Material
'''

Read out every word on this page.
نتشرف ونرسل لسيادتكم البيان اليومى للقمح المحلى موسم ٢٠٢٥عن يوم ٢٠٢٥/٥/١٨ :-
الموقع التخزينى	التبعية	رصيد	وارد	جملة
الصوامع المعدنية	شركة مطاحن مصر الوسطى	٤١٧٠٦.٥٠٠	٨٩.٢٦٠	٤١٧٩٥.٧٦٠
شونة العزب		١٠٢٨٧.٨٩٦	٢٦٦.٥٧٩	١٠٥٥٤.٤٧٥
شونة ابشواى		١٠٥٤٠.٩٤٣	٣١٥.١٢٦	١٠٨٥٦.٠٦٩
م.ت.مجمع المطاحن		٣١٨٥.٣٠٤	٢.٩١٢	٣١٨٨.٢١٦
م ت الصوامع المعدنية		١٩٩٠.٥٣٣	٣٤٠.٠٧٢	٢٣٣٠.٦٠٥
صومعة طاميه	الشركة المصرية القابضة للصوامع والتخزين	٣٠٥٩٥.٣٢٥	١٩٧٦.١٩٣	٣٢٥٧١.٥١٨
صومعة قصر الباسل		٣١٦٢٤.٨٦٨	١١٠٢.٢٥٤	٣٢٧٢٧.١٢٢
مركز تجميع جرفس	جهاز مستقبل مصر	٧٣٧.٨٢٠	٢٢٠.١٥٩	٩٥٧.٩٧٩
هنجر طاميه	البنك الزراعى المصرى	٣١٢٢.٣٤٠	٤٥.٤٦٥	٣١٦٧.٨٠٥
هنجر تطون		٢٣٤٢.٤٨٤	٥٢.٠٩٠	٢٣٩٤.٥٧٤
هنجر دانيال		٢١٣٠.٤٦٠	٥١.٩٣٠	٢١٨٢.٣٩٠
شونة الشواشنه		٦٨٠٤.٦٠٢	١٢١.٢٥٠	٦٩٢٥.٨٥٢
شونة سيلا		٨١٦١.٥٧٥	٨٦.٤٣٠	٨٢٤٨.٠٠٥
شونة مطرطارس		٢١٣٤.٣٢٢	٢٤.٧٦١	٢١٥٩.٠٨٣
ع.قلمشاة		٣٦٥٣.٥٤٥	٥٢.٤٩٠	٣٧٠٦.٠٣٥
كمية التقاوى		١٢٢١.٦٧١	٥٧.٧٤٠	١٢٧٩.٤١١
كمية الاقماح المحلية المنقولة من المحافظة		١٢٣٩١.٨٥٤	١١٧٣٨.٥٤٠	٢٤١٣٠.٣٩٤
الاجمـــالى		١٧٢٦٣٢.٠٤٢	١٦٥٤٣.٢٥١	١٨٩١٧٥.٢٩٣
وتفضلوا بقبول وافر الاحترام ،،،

'''

What the task requires
Copy out the whole listing exactly.

Output for this exercise
Read out every word on this page.
نتشرف ونرسل لسيادتكم البيان اليومى للقمح المحلى موسم ٢٠٢٥عن يوم ٢٠٢٥/٥/١٨ :-
الموقع التخزينى	التبعية	رصيد	وارد	جملة
الصوامع المعدنية	شركة مطاحن مصر الوسطى	٤١٧٠٦.٥٠٠	٨٩.٢٦٠	٤١٧٩٥.٧٦٠
شونة العزب		١٠٢٨٧.٨٩٦	٢٦٦.٥٧٩	١٠٥٥٤.٤٧٥
شونة ابشواى		١٠٥٤٠.٩٤٣	٣١٥.١٢٦	١٠٨٥٦.٠٦٩
م.ت.مجمع المطاحن		٣١٨٥.٣٠٤	٢.٩١٢	٣١٨٨.٢١٦
م ت الصوامع المعدنية		١٩٩٠.٥٣٣	٣٤٠.٠٧٢	٢٣٣٠.٦٠٥
صومعة طاميه	الشركة المصرية القابضة للصوامع والتخزين	٣٠٥٩٥.٣٢٥	١٩٧٦.١٩٣	٣٢٥٧١.٥١٨
صومعة قصر الباسل		٣١٦٢٤.٨٦٨	١١٠٢.٢٥٤	٣٢٧٢٧.١٢٢
مركز تجميع جرفس	جهاز مستقبل مصر	٧٣٧.٨٢٠	٢٢٠.١٥٩	٩٥٧.٩٧٩
هنجر طاميه	البنك الزراعى المصرى	٣١٢٢.٣٤٠	٤٥.٤٦٥	٣١٦٧.٨٠٥
هنجر تطون		٢٣٤٢.٤٨٤	٥٢.٠٩٠	٢٣٩٤.٥٧٤
هنجر دانيال		٢١٣٠.٤٦٠	٥١.٩٣٠	٢١٨٢.٣٩٠
شونة الشواشنه		٦٨٠٤.٦٠٢	١٢١.٢٥٠	٦٩٢٥.٨٥٢
شونة سيلا		٨١٦١.٥٧٥	٨٦.٤٣٠	٨٢٤٨.٠٠٥
شونة مطرطارس		٢١٣٤.٣٢٢	٢٤.٧٦١	٢١٥٩.٠٨٣
ع.قلمشاة		٣٦٥٣.٥٤٥	٥٢.٤٩٠	٣٧٠٦.٠٣٥
كمية التقاوى		١٢٢١.٦٧١	٥٧.٧٤٠	١٢٧٩.٤١١
كمية الاقماح المحلية المنقولة من المحافظة		١٢٣٩١.٨٥٤	١١٧٣٨.٥٤٠	٢٤١٣٠.٣٩٤
الاجمـــالى		١٧٢٦٣٢.٠٤٢	١٦٥٤٣.٢٥١	١٨٩١٧٥.٢٩٣
وتفضلوا بقبول وافر الاحترام ،،،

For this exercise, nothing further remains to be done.